Do this
Will you output the entries below exactly, skipping every image they contain?

Task inputs
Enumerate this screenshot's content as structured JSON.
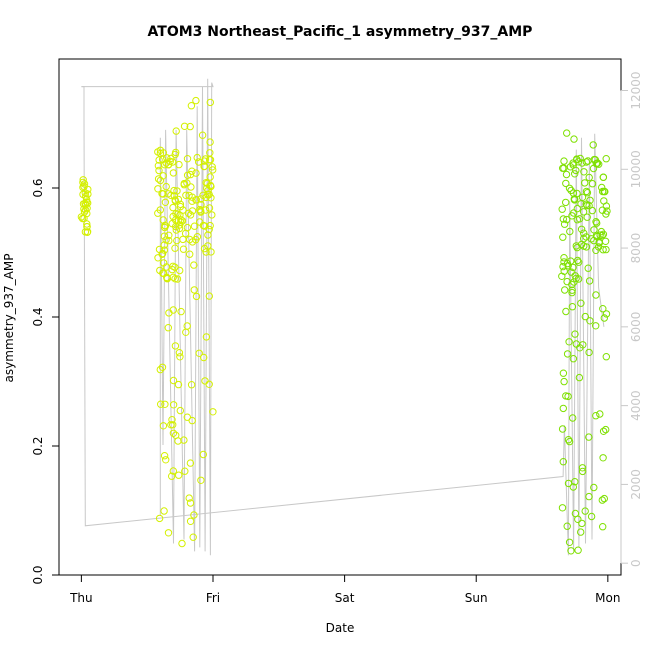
{
  "chart_data": {
    "type": "scatter",
    "title": "ATOM3 Northeast_Pacific_1 asymmetry_937_AMP",
    "xlabel": "Date",
    "ylabel": "asymmetry_937_AMP",
    "x_ticks": [
      "Thu",
      "Fri",
      "Sat",
      "Sun",
      "Mon"
    ],
    "xlim_days": [
      -0.17,
      4.1
    ],
    "ylim": [
      0,
      0.8
    ],
    "y_ticks": [
      0.0,
      0.2,
      0.4,
      0.6
    ],
    "y_tick_labels": [
      "0.0",
      "0.2",
      "0.4",
      "0.6"
    ],
    "y2_ticks": [
      0,
      2000,
      4000,
      6000,
      8000,
      10000,
      12000
    ],
    "y2_tick_labels": [
      "0",
      "2000",
      "4000",
      "6000",
      "8000",
      "10000",
      "12000"
    ],
    "y2lim": [
      -300,
      12800
    ],
    "grid": false,
    "legend": "none",
    "colors": {
      "early": "#d4f000",
      "late": "#7ee000",
      "line": "#c8c8c8",
      "axis": "#000000",
      "right_axis": "#c8c8c8"
    },
    "point_groups": [
      {
        "x_range": [
          0.0,
          0.05
        ],
        "n": 30,
        "dense": [
          0.53,
          0.62
        ],
        "sparse": [
          0.39,
          0.62
        ],
        "frac_dense": 0.85
      },
      {
        "x_range": [
          0.58,
          0.75
        ],
        "n": 110,
        "dense": [
          0.45,
          0.66
        ],
        "sparse": [
          0.03,
          0.69
        ],
        "frac_dense": 0.6
      },
      {
        "x_range": [
          0.75,
          1.0
        ],
        "n": 110,
        "dense": [
          0.5,
          0.65
        ],
        "sparse": [
          0.04,
          0.76
        ],
        "frac_dense": 0.6
      },
      {
        "x_range": [
          3.65,
          3.8
        ],
        "n": 90,
        "dense": [
          0.45,
          0.65
        ],
        "sparse": [
          0.02,
          0.7
        ],
        "frac_dense": 0.45
      },
      {
        "x_range": [
          3.8,
          4.0
        ],
        "n": 90,
        "dense": [
          0.5,
          0.65
        ],
        "sparse": [
          0.07,
          0.69
        ],
        "frac_dense": 0.55
      }
    ],
    "line_path": [
      [
        0.0,
        12100
      ],
      [
        0.02,
        12100
      ],
      [
        0.02,
        11300
      ],
      [
        0.03,
        950
      ],
      [
        3.66,
        2200
      ],
      [
        3.67,
        3500
      ],
      [
        3.7,
        200
      ],
      [
        3.71,
        9200
      ],
      [
        3.74,
        300
      ],
      [
        3.76,
        10500
      ],
      [
        3.78,
        400
      ],
      [
        3.8,
        10800
      ],
      [
        3.83,
        500
      ],
      [
        3.86,
        10300
      ],
      [
        3.88,
        600
      ],
      [
        3.9,
        10900
      ],
      [
        3.93,
        7000
      ],
      [
        3.97,
        6000
      ]
    ],
    "line_path_early": [
      [
        0.0,
        12100
      ],
      [
        1.0,
        12100
      ],
      [
        0.99,
        12200
      ],
      [
        0.98,
        200
      ],
      [
        0.96,
        12300
      ],
      [
        0.94,
        300
      ],
      [
        0.92,
        12100
      ],
      [
        0.9,
        400
      ],
      [
        0.88,
        11600
      ],
      [
        0.86,
        300
      ],
      [
        0.8,
        11000
      ],
      [
        0.78,
        600
      ],
      [
        0.72,
        11000
      ],
      [
        0.7,
        500
      ],
      [
        0.64,
        11000
      ],
      [
        0.62,
        3000
      ],
      [
        0.6,
        10800
      ],
      [
        0.6,
        1200
      ]
    ]
  }
}
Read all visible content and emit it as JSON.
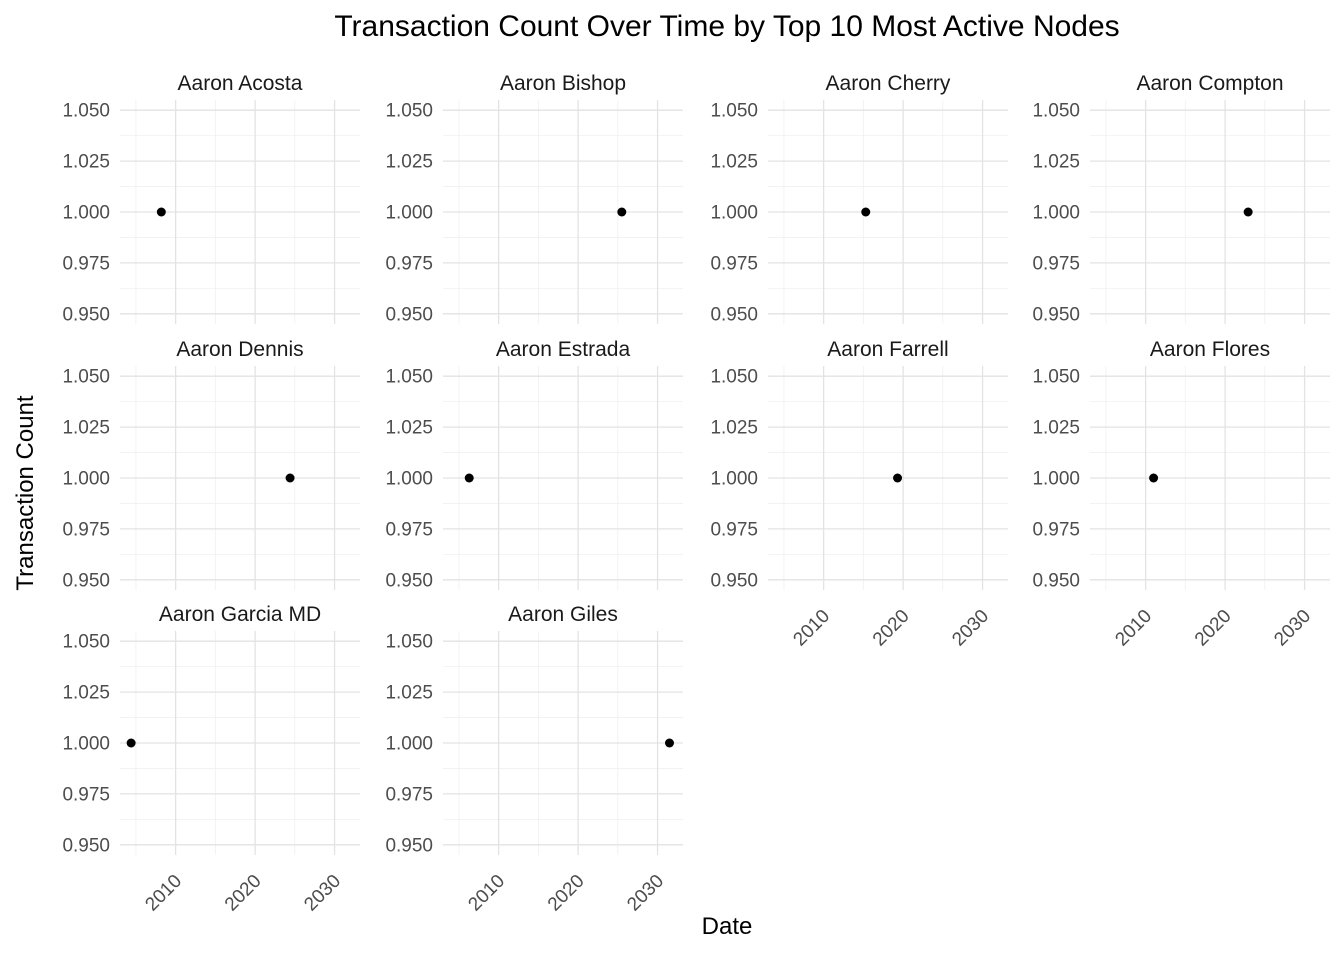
{
  "chart_data": {
    "type": "scatter",
    "title": "Transaction Count Over Time by Top 10 Most Active Nodes",
    "xlabel": "Date",
    "ylabel": "Transaction Count",
    "xlim": [
      2003,
      2033.2
    ],
    "ylim": [
      0.945,
      1.055
    ],
    "x_tick_values": [
      2010,
      2020,
      2030
    ],
    "x_tick_labels": [
      "2010",
      "2020",
      "2030"
    ],
    "x_minor_tick_values": [
      2005,
      2015,
      2025
    ],
    "y_tick_values": [
      0.95,
      0.975,
      1.0,
      1.025,
      1.05
    ],
    "y_tick_labels": [
      "0.950",
      "0.975",
      "1.000",
      "1.025",
      "1.050"
    ],
    "y_minor_tick_values": [
      0.9625,
      0.9875,
      1.0125,
      1.0375
    ],
    "grid": true,
    "legend": false,
    "point_color": "#000000",
    "background_color": "#ffffff",
    "major_grid_color": "#e3e3e3",
    "minor_grid_color": "#f0f0f0",
    "tick_text_color": "#4d4d4d",
    "facets": [
      {
        "label": "Aaron Acosta",
        "points": [
          {
            "x": 2008.2,
            "y": 1.0
          }
        ]
      },
      {
        "label": "Aaron Bishop",
        "points": [
          {
            "x": 2025.5,
            "y": 1.0
          }
        ]
      },
      {
        "label": "Aaron Cherry",
        "points": [
          {
            "x": 2015.3,
            "y": 1.0
          }
        ]
      },
      {
        "label": "Aaron Compton",
        "points": [
          {
            "x": 2022.9,
            "y": 1.0
          }
        ]
      },
      {
        "label": "Aaron Dennis",
        "points": [
          {
            "x": 2024.4,
            "y": 1.0
          }
        ]
      },
      {
        "label": "Aaron Estrada",
        "points": [
          {
            "x": 2006.3,
            "y": 1.0
          }
        ]
      },
      {
        "label": "Aaron Farrell",
        "points": [
          {
            "x": 2019.3,
            "y": 1.0
          }
        ]
      },
      {
        "label": "Aaron Flores",
        "points": [
          {
            "x": 2011.0,
            "y": 1.0
          }
        ]
      },
      {
        "label": "Aaron Garcia MD",
        "points": [
          {
            "x": 2004.4,
            "y": 1.0
          }
        ]
      },
      {
        "label": "Aaron Giles",
        "points": [
          {
            "x": 2031.5,
            "y": 1.0
          }
        ]
      }
    ]
  }
}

Output below
Enumerate this screenshot's content as structured JSON.
{
  "chart_data": {
    "type": "scatter",
    "title": "ATOM3 Northeast_Pacific_1 asymmetry_937_AMP",
    "xlabel": "Date",
    "ylabel": "asymmetry_937_AMP",
    "x_ticks": [
      "Thu",
      "Fri",
      "Sat",
      "Sun",
      "Mon"
    ],
    "xlim_days": [
      -0.17,
      4.1
    ],
    "ylim": [
      0,
      0.8
    ],
    "y_ticks": [
      0.0,
      0.2,
      0.4,
      0.6
    ],
    "y_tick_labels": [
      "0.0",
      "0.2",
      "0.4",
      "0.6"
    ],
    "y2_ticks": [
      0,
      2000,
      4000,
      6000,
      8000,
      10000,
      12000
    ],
    "y2_tick_labels": [
      "0",
      "2000",
      "4000",
      "6000",
      "8000",
      "10000",
      "12000"
    ],
    "y2lim": [
      -300,
      12800
    ],
    "grid": false,
    "legend": "none",
    "colors": {
      "early": "#d4f000",
      "late": "#7ee000",
      "line": "#c8c8c8",
      "axis": "#000000",
      "right_axis": "#c8c8c8"
    },
    "point_groups": [
      {
        "x_range": [
          0.0,
          0.05
        ],
        "n": 30,
        "dense": [
          0.53,
          0.62
        ],
        "sparse": [
          0.39,
          0.62
        ],
        "frac_dense": 0.85
      },
      {
        "x_range": [
          0.58,
          0.75
        ],
        "n": 110,
        "dense": [
          0.45,
          0.66
        ],
        "sparse": [
          0.03,
          0.69
        ],
        "frac_dense": 0.6
      },
      {
        "x_range": [
          0.75,
          1.0
        ],
        "n": 110,
        "dense": [
          0.5,
          0.65
        ],
        "sparse": [
          0.04,
          0.76
        ],
        "frac_dense": 0.6
      },
      {
        "x_range": [
          3.65,
          3.8
        ],
        "n": 90,
        "dense": [
          0.45,
          0.65
        ],
        "sparse": [
          0.02,
          0.7
        ],
        "frac_dense": 0.45
      },
      {
        "x_range": [
          3.8,
          4.0
        ],
        "n": 90,
        "dense": [
          0.5,
          0.65
        ],
        "sparse": [
          0.07,
          0.69
        ],
        "frac_dense": 0.55
      }
    ],
    "line_path": [
      [
        0.0,
        12100
      ],
      [
        0.02,
        12100
      ],
      [
        0.02,
        11300
      ],
      [
        0.03,
        950
      ],
      [
        3.66,
        2200
      ],
      [
        3.67,
        3500
      ],
      [
        3.7,
        200
      ],
      [
        3.71,
        9200
      ],
      [
        3.74,
        300
      ],
      [
        3.76,
        10500
      ],
      [
        3.78,
        400
      ],
      [
        3.8,
        10800
      ],
      [
        3.83,
        500
      ],
      [
        3.86,
        10300
      ],
      [
        3.88,
        600
      ],
      [
        3.9,
        10900
      ],
      [
        3.93,
        7000
      ],
      [
        3.97,
        6000
      ]
    ],
    "line_path_early": [
      [
        0.0,
        12100
      ],
      [
        1.0,
        12100
      ],
      [
        0.99,
        12200
      ],
      [
        0.98,
        200
      ],
      [
        0.96,
        12300
      ],
      [
        0.94,
        300
      ],
      [
        0.92,
        12100
      ],
      [
        0.9,
        400
      ],
      [
        0.88,
        11600
      ],
      [
        0.86,
        300
      ],
      [
        0.8,
        11000
      ],
      [
        0.78,
        600
      ],
      [
        0.72,
        11000
      ],
      [
        0.7,
        500
      ],
      [
        0.64,
        11000
      ],
      [
        0.62,
        3000
      ],
      [
        0.6,
        10800
      ],
      [
        0.6,
        1200
      ]
    ]
  }
}
Read all visible content and emit it as JSON.
{
  "chart_data": {
    "type": "scatter",
    "title": "Transaction Count Over Time by Top 10 Most Active Nodes",
    "xlabel": "Date",
    "ylabel": "Transaction Count",
    "xlim": [
      2003,
      2033.2
    ],
    "ylim": [
      0.945,
      1.055
    ],
    "x_tick_values": [
      2010,
      2020,
      2030
    ],
    "x_tick_labels": [
      "2010",
      "2020",
      "2030"
    ],
    "x_minor_tick_values": [
      2005,
      2015,
      2025
    ],
    "y_tick_values": [
      0.95,
      0.975,
      1.0,
      1.025,
      1.05
    ],
    "y_tick_labels": [
      "0.950",
      "0.975",
      "1.000",
      "1.025",
      "1.050"
    ],
    "y_minor_tick_values": [
      0.9625,
      0.9875,
      1.0125,
      1.0375
    ],
    "grid": true,
    "legend": false,
    "point_color": "#000000",
    "background_color": "#ffffff",
    "major_grid_color": "#e3e3e3",
    "minor_grid_color": "#f0f0f0",
    "tick_text_color": "#4d4d4d",
    "facets": [
      {
        "label": "Aaron Acosta",
        "points": [
          {
            "x": 2008.2,
            "y": 1.0
          }
        ]
      },
      {
        "label": "Aaron Bishop",
        "points": [
          {
            "x": 2025.5,
            "y": 1.0
          }
        ]
      },
      {
        "label": "Aaron Cherry",
        "points": [
          {
            "x": 2015.3,
            "y": 1.0
          }
        ]
      },
      {
        "label": "Aaron Compton",
        "points": [
          {
            "x": 2022.9,
            "y": 1.0
          }
        ]
      },
      {
        "label": "Aaron Dennis",
        "points": [
          {
            "x": 2024.4,
            "y": 1.0
          }
        ]
      },
      {
        "label": "Aaron Estrada",
        "points": [
          {
            "x": 2006.3,
            "y": 1.0
          }
        ]
      },
      {
        "label": "Aaron Farrell",
        "points": [
          {
            "x": 2019.3,
            "y": 1.0
          }
        ]
      },
      {
        "label": "Aaron Flores",
        "points": [
          {
            "x": 2011.0,
            "y": 1.0
          }
        ]
      },
      {
        "label": "Aaron Garcia MD",
        "points": [
          {
            "x": 2004.4,
            "y": 1.0
          }
        ]
      },
      {
        "label": "Aaron Giles",
        "points": [
          {
            "x": 2031.5,
            "y": 1.0
          }
        ]
      }
    ]
  }
}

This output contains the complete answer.